Every line in the listing is to be echoed verbatim.

■ ■ ■ ■

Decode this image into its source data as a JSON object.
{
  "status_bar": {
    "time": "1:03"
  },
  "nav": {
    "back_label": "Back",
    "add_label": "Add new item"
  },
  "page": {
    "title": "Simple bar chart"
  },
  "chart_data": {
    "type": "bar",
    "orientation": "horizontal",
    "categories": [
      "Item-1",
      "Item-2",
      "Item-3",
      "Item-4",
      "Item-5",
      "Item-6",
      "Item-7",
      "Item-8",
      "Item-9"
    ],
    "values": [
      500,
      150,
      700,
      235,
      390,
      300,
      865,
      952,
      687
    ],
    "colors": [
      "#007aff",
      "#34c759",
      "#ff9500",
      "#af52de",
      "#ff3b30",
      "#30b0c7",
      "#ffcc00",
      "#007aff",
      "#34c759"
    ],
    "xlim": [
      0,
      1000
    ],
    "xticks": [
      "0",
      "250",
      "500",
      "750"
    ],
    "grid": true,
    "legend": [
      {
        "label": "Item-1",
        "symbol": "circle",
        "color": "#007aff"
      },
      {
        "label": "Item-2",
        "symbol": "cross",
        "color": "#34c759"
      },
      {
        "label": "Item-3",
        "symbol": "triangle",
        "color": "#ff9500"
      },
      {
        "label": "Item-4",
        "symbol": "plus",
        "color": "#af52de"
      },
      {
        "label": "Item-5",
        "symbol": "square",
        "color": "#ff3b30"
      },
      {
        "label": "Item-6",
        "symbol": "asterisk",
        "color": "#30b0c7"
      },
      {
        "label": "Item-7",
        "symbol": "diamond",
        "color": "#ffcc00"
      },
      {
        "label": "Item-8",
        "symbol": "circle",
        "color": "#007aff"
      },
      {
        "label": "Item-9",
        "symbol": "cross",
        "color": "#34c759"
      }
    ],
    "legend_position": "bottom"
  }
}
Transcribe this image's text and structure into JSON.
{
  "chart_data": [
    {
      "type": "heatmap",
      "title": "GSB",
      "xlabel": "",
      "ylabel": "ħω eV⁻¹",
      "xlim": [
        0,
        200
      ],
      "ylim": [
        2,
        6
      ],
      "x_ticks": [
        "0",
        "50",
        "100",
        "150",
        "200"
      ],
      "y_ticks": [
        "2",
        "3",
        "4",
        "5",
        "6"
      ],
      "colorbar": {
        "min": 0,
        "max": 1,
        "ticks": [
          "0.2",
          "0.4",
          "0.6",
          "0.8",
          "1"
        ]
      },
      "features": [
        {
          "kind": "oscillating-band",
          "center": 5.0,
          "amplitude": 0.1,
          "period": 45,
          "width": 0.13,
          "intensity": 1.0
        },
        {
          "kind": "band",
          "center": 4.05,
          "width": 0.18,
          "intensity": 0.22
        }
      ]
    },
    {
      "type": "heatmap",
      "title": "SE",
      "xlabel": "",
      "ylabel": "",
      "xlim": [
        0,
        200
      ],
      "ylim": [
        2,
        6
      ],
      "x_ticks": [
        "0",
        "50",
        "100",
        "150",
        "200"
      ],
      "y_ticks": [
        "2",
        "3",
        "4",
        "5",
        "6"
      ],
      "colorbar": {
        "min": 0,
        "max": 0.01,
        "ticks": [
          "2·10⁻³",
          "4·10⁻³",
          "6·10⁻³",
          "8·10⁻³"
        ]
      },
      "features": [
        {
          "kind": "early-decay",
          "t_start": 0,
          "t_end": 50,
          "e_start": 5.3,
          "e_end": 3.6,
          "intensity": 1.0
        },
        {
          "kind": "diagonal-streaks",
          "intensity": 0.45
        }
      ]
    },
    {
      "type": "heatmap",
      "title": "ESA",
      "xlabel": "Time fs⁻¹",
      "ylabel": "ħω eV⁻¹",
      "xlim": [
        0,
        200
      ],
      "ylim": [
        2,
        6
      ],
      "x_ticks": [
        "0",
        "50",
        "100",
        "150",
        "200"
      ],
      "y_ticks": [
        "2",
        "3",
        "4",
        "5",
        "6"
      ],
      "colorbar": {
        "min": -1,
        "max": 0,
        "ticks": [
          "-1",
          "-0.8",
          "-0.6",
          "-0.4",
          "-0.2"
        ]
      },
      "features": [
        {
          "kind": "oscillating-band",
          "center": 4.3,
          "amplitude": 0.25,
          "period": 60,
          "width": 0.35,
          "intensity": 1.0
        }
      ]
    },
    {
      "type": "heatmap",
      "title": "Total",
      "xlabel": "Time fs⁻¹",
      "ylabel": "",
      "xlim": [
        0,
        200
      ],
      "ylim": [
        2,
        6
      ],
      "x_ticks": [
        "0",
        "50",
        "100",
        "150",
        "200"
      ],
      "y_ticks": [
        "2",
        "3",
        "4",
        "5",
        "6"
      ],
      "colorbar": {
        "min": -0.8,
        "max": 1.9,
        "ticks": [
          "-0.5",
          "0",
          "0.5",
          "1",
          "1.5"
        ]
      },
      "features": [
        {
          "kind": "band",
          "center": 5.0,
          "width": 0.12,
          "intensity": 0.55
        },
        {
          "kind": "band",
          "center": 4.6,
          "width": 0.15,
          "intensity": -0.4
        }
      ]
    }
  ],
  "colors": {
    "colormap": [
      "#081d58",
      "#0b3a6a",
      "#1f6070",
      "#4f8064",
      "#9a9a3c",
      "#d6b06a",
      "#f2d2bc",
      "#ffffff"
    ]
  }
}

■ ■ ■ ■

*REPLY TO THE EXERCISE*:
Decode this image into its source data as a JSON object.
{
  "status_bar": {
    "time": "1:03"
  },
  "nav": {
    "back_label": "Back",
    "add_label": "Add new item"
  },
  "page": {
    "title": "Simple bar chart"
  },
  "chart_data": {
    "type": "bar",
    "orientation": "horizontal",
    "categories": [
      "Item-1",
      "Item-2",
      "Item-3",
      "Item-4",
      "Item-5",
      "Item-6",
      "Item-7",
      "Item-8",
      "Item-9"
    ],
    "values": [
      500,
      150,
      700,
      235,
      390,
      300,
      865,
      952,
      687
    ],
    "colors": [
      "#007aff",
      "#34c759",
      "#ff9500",
      "#af52de",
      "#ff3b30",
      "#30b0c7",
      "#ffcc00",
      "#007aff",
      "#34c759"
    ],
    "xlim": [
      0,
      1000
    ],
    "xticks": [
      "0",
      "250",
      "500",
      "750"
    ],
    "grid": true,
    "legend": [
      {
        "label": "Item-1",
        "symbol": "circle",
        "color": "#007aff"
      },
      {
        "label": "Item-2",
        "symbol": "cross",
        "color": "#34c759"
      },
      {
        "label": "Item-3",
        "symbol": "triangle",
        "color": "#ff9500"
      },
      {
        "label": "Item-4",
        "symbol": "plus",
        "color": "#af52de"
      },
      {
        "label": "Item-5",
        "symbol": "square",
        "color": "#ff3b30"
      },
      {
        "label": "Item-6",
        "symbol": "asterisk",
        "color": "#30b0c7"
      },
      {
        "label": "Item-7",
        "symbol": "diamond",
        "color": "#ffcc00"
      },
      {
        "label": "Item-8",
        "symbol": "circle",
        "color": "#007aff"
      },
      {
        "label": "Item-9",
        "symbol": "cross",
        "color": "#34c759"
      }
    ],
    "legend_position": "bottom"
  }
}
Transcribe this image's text and structure into JSON.
{
  "chart_data": [
    {
      "type": "heatmap",
      "title": "GSB",
      "xlabel": "",
      "ylabel": "ħω eV⁻¹",
      "xlim": [
        0,
        200
      ],
      "ylim": [
        2,
        6
      ],
      "x_ticks": [
        "0",
        "50",
        "100",
        "150",
        "200"
      ],
      "y_ticks": [
        "2",
        "3",
        "4",
        "5",
        "6"
      ],
      "colorbar": {
        "min": 0,
        "max": 1,
        "ticks": [
          "0.2",
          "0.4",
          "0.6",
          "0.8",
          "1"
        ]
      },
      "features": [
        {
          "kind": "oscillating-band",
          "center": 5.0,
          "amplitude": 0.1,
          "period": 45,
          "width": 0.13,
          "intensity": 1.0
        },
        {
          "kind": "band",
          "center": 4.05,
          "width": 0.18,
          "intensity": 0.22
        }
      ]
    },
    {
      "type": "heatmap",
      "title": "SE",
      "xlabel": "",
      "ylabel": "",
      "xlim": [
        0,
        200
      ],
      "ylim": [
        2,
        6
      ],
      "x_ticks": [
        "0",
        "50",
        "100",
        "150",
        "200"
      ],
      "y_ticks": [
        "2",
        "3",
        "4",
        "5",
        "6"
      ],
      "colorbar": {
        "min": 0,
        "max": 0.01,
        "ticks": [
          "2·10⁻³",
          "4·10⁻³",
          "6·10⁻³",
          "8·10⁻³"
        ]
      },
      "features": [
        {
          "kind": "early-decay",
          "t_start": 0,
          "t_end": 50,
          "e_start": 5.3,
          "e_end": 3.6,
          "intensity": 1.0
        },
        {
          "kind": "diagonal-streaks",
          "intensity": 0.45
        }
      ]
    },
    {
      "type": "heatmap",
      "title": "ESA",
      "xlabel": "Time fs⁻¹",
      "ylabel": "ħω eV⁻¹",
      "xlim": [
        0,
        200
      ],
      "ylim": [
        2,
        6
      ],
      "x_ticks": [
        "0",
        "50",
        "100",
        "150",
        "200"
      ],
      "y_ticks": [
        "2",
        "3",
        "4",
        "5",
        "6"
      ],
      "colorbar": {
        "min": -1,
        "max": 0,
        "ticks": [
          "-1",
          "-0.8",
          "-0.6",
          "-0.4",
          "-0.2"
        ]
      },
      "features": [
        {
          "kind": "oscillating-band",
          "center": 4.3,
          "amplitude": 0.25,
          "period": 60,
          "width": 0.35,
          "intensity": 1.0
        }
      ]
    },
    {
      "type": "heatmap",
      "title": "Total",
      "xlabel": "Time fs⁻¹",
      "ylabel": "",
      "xlim": [
        0,
        200
      ],
      "ylim": [
        2,
        6
      ],
      "x_ticks": [
        "0",
        "50",
        "100",
        "150",
        "200"
      ],
      "y_ticks": [
        "2",
        "3",
        "4",
        "5",
        "6"
      ],
      "colorbar": {
        "min": -0.8,
        "max": 1.9,
        "ticks": [
          "-0.5",
          "0",
          "0.5",
          "1",
          "1.5"
        ]
      },
      "features": [
        {
          "kind": "band",
          "center": 5.0,
          "width": 0.12,
          "intensity": 0.55
        },
        {
          "kind": "band",
          "center": 4.6,
          "width": 0.15,
          "intensity": -0.4
        }
      ]
    }
  ],
  "colors": {
    "colormap": [
      "#081d58",
      "#0b3a6a",
      "#1f6070",
      "#4f8064",
      "#9a9a3c",
      "#d6b06a",
      "#f2d2bc",
      "#ffffff"
    ]
  }
}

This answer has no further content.